Exercise:
Reproduce each line of the listing exactly.

Stored dataset items
++++

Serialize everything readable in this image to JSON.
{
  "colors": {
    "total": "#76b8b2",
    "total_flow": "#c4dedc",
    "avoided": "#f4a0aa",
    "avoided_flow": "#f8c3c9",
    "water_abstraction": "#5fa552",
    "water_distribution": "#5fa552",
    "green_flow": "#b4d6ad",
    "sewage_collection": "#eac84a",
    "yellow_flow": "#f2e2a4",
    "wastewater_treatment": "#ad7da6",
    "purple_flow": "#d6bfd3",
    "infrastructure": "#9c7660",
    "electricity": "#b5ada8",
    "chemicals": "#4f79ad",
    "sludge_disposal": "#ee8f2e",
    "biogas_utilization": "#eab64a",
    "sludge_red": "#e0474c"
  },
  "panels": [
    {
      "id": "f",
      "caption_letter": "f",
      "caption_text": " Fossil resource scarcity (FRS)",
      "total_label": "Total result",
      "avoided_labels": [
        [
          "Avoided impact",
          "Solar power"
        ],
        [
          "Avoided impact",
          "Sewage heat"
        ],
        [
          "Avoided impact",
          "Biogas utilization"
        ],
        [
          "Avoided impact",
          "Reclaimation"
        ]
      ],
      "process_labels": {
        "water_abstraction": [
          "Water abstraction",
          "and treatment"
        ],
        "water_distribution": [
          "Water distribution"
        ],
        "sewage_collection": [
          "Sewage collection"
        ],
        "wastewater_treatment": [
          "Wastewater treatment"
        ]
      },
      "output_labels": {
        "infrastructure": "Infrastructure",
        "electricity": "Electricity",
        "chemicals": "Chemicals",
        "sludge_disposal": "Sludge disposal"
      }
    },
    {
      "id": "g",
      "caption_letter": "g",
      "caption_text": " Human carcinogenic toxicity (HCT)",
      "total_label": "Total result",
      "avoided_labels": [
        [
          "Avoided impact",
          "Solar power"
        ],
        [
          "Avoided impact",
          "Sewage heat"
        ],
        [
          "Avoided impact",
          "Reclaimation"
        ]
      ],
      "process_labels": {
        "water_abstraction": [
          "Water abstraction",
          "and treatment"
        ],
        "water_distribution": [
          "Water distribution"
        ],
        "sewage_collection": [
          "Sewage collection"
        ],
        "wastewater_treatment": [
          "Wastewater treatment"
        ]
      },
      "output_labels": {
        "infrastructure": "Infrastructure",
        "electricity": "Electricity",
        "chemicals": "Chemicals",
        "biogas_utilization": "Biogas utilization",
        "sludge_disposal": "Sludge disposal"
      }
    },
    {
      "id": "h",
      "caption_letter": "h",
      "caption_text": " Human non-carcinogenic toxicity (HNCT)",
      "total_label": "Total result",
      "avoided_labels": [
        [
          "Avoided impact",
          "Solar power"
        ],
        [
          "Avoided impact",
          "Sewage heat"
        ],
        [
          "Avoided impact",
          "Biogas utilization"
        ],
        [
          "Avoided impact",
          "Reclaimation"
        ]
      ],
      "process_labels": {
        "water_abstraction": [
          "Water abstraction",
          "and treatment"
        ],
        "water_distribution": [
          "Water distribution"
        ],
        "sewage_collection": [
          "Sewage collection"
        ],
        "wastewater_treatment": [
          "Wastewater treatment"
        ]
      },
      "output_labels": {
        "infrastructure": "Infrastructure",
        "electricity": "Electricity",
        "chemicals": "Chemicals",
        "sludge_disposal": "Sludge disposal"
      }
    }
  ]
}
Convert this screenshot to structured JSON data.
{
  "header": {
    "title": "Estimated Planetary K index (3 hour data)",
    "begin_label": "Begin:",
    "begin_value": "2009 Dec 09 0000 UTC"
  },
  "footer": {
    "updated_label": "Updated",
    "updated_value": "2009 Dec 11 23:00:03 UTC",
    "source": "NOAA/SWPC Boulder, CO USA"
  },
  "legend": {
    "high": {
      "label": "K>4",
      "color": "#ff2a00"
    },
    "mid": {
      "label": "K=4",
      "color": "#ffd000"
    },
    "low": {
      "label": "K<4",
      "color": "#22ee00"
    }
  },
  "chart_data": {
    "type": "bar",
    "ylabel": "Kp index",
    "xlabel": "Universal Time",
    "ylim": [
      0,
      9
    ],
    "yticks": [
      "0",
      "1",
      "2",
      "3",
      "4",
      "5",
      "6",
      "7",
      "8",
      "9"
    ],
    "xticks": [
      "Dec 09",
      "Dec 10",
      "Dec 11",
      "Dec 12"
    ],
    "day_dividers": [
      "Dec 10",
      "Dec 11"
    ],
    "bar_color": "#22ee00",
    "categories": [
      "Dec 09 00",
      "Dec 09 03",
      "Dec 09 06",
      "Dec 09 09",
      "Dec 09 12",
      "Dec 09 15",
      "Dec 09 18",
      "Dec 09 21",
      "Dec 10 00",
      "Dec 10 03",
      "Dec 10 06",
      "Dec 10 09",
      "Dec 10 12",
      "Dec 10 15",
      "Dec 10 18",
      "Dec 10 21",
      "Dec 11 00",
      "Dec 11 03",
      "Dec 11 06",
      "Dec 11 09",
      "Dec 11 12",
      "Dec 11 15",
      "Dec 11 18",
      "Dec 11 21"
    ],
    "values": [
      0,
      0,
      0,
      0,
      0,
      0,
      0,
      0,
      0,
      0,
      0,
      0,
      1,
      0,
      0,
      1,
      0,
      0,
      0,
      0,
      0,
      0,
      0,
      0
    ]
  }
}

++++

Response below:
Serialize everything readable in this image to JSON.
{
  "colors": {
    "total": "#76b8b2",
    "total_flow": "#c4dedc",
    "avoided": "#f4a0aa",
    "avoided_flow": "#f8c3c9",
    "water_abstraction": "#5fa552",
    "water_distribution": "#5fa552",
    "green_flow": "#b4d6ad",
    "sewage_collection": "#eac84a",
    "yellow_flow": "#f2e2a4",
    "wastewater_treatment": "#ad7da6",
    "purple_flow": "#d6bfd3",
    "infrastructure": "#9c7660",
    "electricity": "#b5ada8",
    "chemicals": "#4f79ad",
    "sludge_disposal": "#ee8f2e",
    "biogas_utilization": "#eab64a",
    "sludge_red": "#e0474c"
  },
  "panels": [
    {
      "id": "f",
      "caption_letter": "f",
      "caption_text": " Fossil resource scarcity (FRS)",
      "total_label": "Total result",
      "avoided_labels": [
        [
          "Avoided impact",
          "Solar power"
        ],
        [
          "Avoided impact",
          "Sewage heat"
        ],
        [
          "Avoided impact",
          "Biogas utilization"
        ],
        [
          "Avoided impact",
          "Reclaimation"
        ]
      ],
      "process_labels": {
        "water_abstraction": [
          "Water abstraction",
          "and treatment"
        ],
        "water_distribution": [
          "Water distribution"
        ],
        "sewage_collection": [
          "Sewage collection"
        ],
        "wastewater_treatment": [
          "Wastewater treatment"
        ]
      },
      "output_labels": {
        "infrastructure": "Infrastructure",
        "electricity": "Electricity",
        "chemicals": "Chemicals",
        "sludge_disposal": "Sludge disposal"
      }
    },
    {
      "id": "g",
      "caption_letter": "g",
      "caption_text": " Human carcinogenic toxicity (HCT)",
      "total_label": "Total result",
      "avoided_labels": [
        [
          "Avoided impact",
          "Solar power"
        ],
        [
          "Avoided impact",
          "Sewage heat"
        ],
        [
          "Avoided impact",
          "Reclaimation"
        ]
      ],
      "process_labels": {
        "water_abstraction": [
          "Water abstraction",
          "and treatment"
        ],
        "water_distribution": [
          "Water distribution"
        ],
        "sewage_collection": [
          "Sewage collection"
        ],
        "wastewater_treatment": [
          "Wastewater treatment"
        ]
      },
      "output_labels": {
        "infrastructure": "Infrastructure",
        "electricity": "Electricity",
        "chemicals": "Chemicals",
        "biogas_utilization": "Biogas utilization",
        "sludge_disposal": "Sludge disposal"
      }
    },
    {
      "id": "h",
      "caption_letter": "h",
      "caption_text": " Human non-carcinogenic toxicity (HNCT)",
      "total_label": "Total result",
      "avoided_labels": [
        [
          "Avoided impact",
          "Solar power"
        ],
        [
          "Avoided impact",
          "Sewage heat"
        ],
        [
          "Avoided impact",
          "Biogas utilization"
        ],
        [
          "Avoided impact",
          "Reclaimation"
        ]
      ],
      "process_labels": {
        "water_abstraction": [
          "Water abstraction",
          "and treatment"
        ],
        "water_distribution": [
          "Water distribution"
        ],
        "sewage_collection": [
          "Sewage collection"
        ],
        "wastewater_treatment": [
          "Wastewater treatment"
        ]
      },
      "output_labels": {
        "infrastructure": "Infrastructure",
        "electricity": "Electricity",
        "chemicals": "Chemicals",
        "sludge_disposal": "Sludge disposal"
      }
    }
  ]
}
Convert this screenshot to structured JSON data.
{
  "header": {
    "title": "Estimated Planetary K index (3 hour data)",
    "begin_label": "Begin:",
    "begin_value": "2009 Dec 09 0000 UTC"
  },
  "footer": {
    "updated_label": "Updated",
    "updated_value": "2009 Dec 11 23:00:03 UTC",
    "source": "NOAA/SWPC Boulder, CO USA"
  },
  "legend": {
    "high": {
      "label": "K>4",
      "color": "#ff2a00"
    },
    "mid": {
      "label": "K=4",
      "color": "#ffd000"
    },
    "low": {
      "label": "K<4",
      "color": "#22ee00"
    }
  },
  "chart_data": {
    "type": "bar",
    "ylabel": "Kp index",
    "xlabel": "Universal Time",
    "ylim": [
      0,
      9
    ],
    "yticks": [
      "0",
      "1",
      "2",
      "3",
      "4",
      "5",
      "6",
      "7",
      "8",
      "9"
    ],
    "xticks": [
      "Dec 09",
      "Dec 10",
      "Dec 11",
      "Dec 12"
    ],
    "day_dividers": [
      "Dec 10",
      "Dec 11"
    ],
    "bar_color": "#22ee00",
    "categories": [
      "Dec 09 00",
      "Dec 09 03",
      "Dec 09 06",
      "Dec 09 09",
      "Dec 09 12",
      "Dec 09 15",
      "Dec 09 18",
      "Dec 09 21",
      "Dec 10 00",
      "Dec 10 03",
      "Dec 10 06",
      "Dec 10 09",
      "Dec 10 12",
      "Dec 10 15",
      "Dec 10 18",
      "Dec 10 21",
      "Dec 11 00",
      "Dec 11 03",
      "Dec 11 06",
      "Dec 11 09",
      "Dec 11 12",
      "Dec 11 15",
      "Dec 11 18",
      "Dec 11 21"
    ],
    "values": [
      0,
      0,
      0,
      0,
      0,
      0,
      0,
      0,
      0,
      0,
      0,
      0,
      1,
      0,
      0,
      1,
      0,
      0,
      0,
      0,
      0,
      0,
      0,
      0
    ]
  }
}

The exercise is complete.